** start **

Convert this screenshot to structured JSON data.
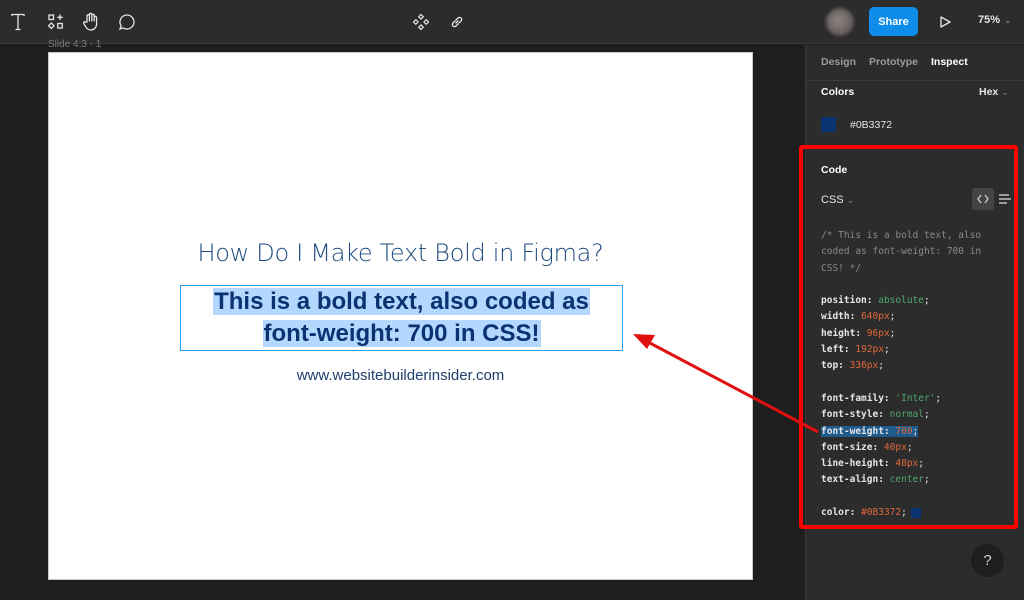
{
  "toolbar": {
    "left_icons": [
      "text-tool-icon",
      "shapes-tool-icon",
      "hand-tool-icon",
      "comment-tool-icon"
    ],
    "center_icons": [
      "components-icon",
      "link-icon"
    ],
    "share_label": "Share",
    "zoom_level": "75%"
  },
  "canvas": {
    "frame_label": "Slide 4:3 - 1",
    "slide": {
      "heading": "How Do I Make Text Bold in Figma?",
      "bold_line_1": "This is a bold text, also coded as",
      "bold_line_2": "font-weight: 700 in CSS!",
      "url": "www.websitebuilderinsider.com"
    }
  },
  "panel": {
    "tabs": [
      {
        "label": "Design",
        "active": false
      },
      {
        "label": "Prototype",
        "active": false
      },
      {
        "label": "Inspect",
        "active": true
      }
    ],
    "colors": {
      "title": "Colors",
      "format": "Hex",
      "items": [
        {
          "hex": "#0B3372",
          "swatch": "#0B3372"
        }
      ]
    },
    "code": {
      "title": "Code",
      "language": "CSS",
      "comment_lines": [
        "/* This is a bold text, also",
        "coded as font-weight: 700 in",
        "CSS! */"
      ],
      "properties": [
        {
          "prop": "position",
          "value": "absolute",
          "type": "kw"
        },
        {
          "prop": "width",
          "value": "640px",
          "type": "num"
        },
        {
          "prop": "height",
          "value": "96px",
          "type": "num"
        },
        {
          "prop": "left",
          "value": "192px",
          "type": "num"
        },
        {
          "prop": "top",
          "value": "336px",
          "type": "num"
        },
        {
          "prop": "font-family",
          "value": "'Inter'",
          "type": "str"
        },
        {
          "prop": "font-style",
          "value": "normal",
          "type": "kw"
        },
        {
          "prop": "font-weight",
          "value": "700",
          "type": "num"
        },
        {
          "prop": "font-size",
          "value": "40px",
          "type": "num"
        },
        {
          "prop": "line-height",
          "value": "48px",
          "type": "num"
        },
        {
          "prop": "text-align",
          "value": "center",
          "type": "kw"
        },
        {
          "prop": "color",
          "value": "#0B3372",
          "type": "num"
        }
      ]
    }
  },
  "help_label": "?",
  "colors": {
    "accent": "#0d8ce9",
    "annotation": "#ff0000",
    "text_color": "#0B3372",
    "selection": "#b3d7ff"
  }
}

** end **

→ Given exercise: Write out the records above exactly as they appear, leaving out any pictures.

→ Correct output:
Convert this screenshot to structured JSON data.
{
  "toolbar": {
    "left_icons": [
      "text-tool-icon",
      "shapes-tool-icon",
      "hand-tool-icon",
      "comment-tool-icon"
    ],
    "center_icons": [
      "components-icon",
      "link-icon"
    ],
    "share_label": "Share",
    "zoom_level": "75%"
  },
  "canvas": {
    "frame_label": "Slide 4:3 - 1",
    "slide": {
      "heading": "How Do I Make Text Bold in Figma?",
      "bold_line_1": "This is a bold text, also coded as",
      "bold_line_2": "font-weight: 700 in CSS!",
      "url": "www.websitebuilderinsider.com"
    }
  },
  "panel": {
    "tabs": [
      {
        "label": "Design",
        "active": false
      },
      {
        "label": "Prototype",
        "active": false
      },
      {
        "label": "Inspect",
        "active": true
      }
    ],
    "colors": {
      "title": "Colors",
      "format": "Hex",
      "items": [
        {
          "hex": "#0B3372",
          "swatch": "#0B3372"
        }
      ]
    },
    "code": {
      "title": "Code",
      "language": "CSS",
      "comment_lines": [
        "/* This is a bold text, also",
        "coded as font-weight: 700 in",
        "CSS! */"
      ],
      "properties": [
        {
          "prop": "position",
          "value": "absolute",
          "type": "kw"
        },
        {
          "prop": "width",
          "value": "640px",
          "type": "num"
        },
        {
          "prop": "height",
          "value": "96px",
          "type": "num"
        },
        {
          "prop": "left",
          "value": "192px",
          "type": "num"
        },
        {
          "prop": "top",
          "value": "336px",
          "type": "num"
        },
        {
          "prop": "font-family",
          "value": "'Inter'",
          "type": "str"
        },
        {
          "prop": "font-style",
          "value": "normal",
          "type": "kw"
        },
        {
          "prop": "font-weight",
          "value": "700",
          "type": "num"
        },
        {
          "prop": "font-size",
          "value": "40px",
          "type": "num"
        },
        {
          "prop": "line-height",
          "value": "48px",
          "type": "num"
        },
        {
          "prop": "text-align",
          "value": "center",
          "type": "kw"
        },
        {
          "prop": "color",
          "value": "#0B3372",
          "type": "num"
        }
      ]
    }
  },
  "help_label": "?",
  "colors": {
    "accent": "#0d8ce9",
    "annotation": "#ff0000",
    "text_color": "#0B3372",
    "selection": "#b3d7ff"
  }
}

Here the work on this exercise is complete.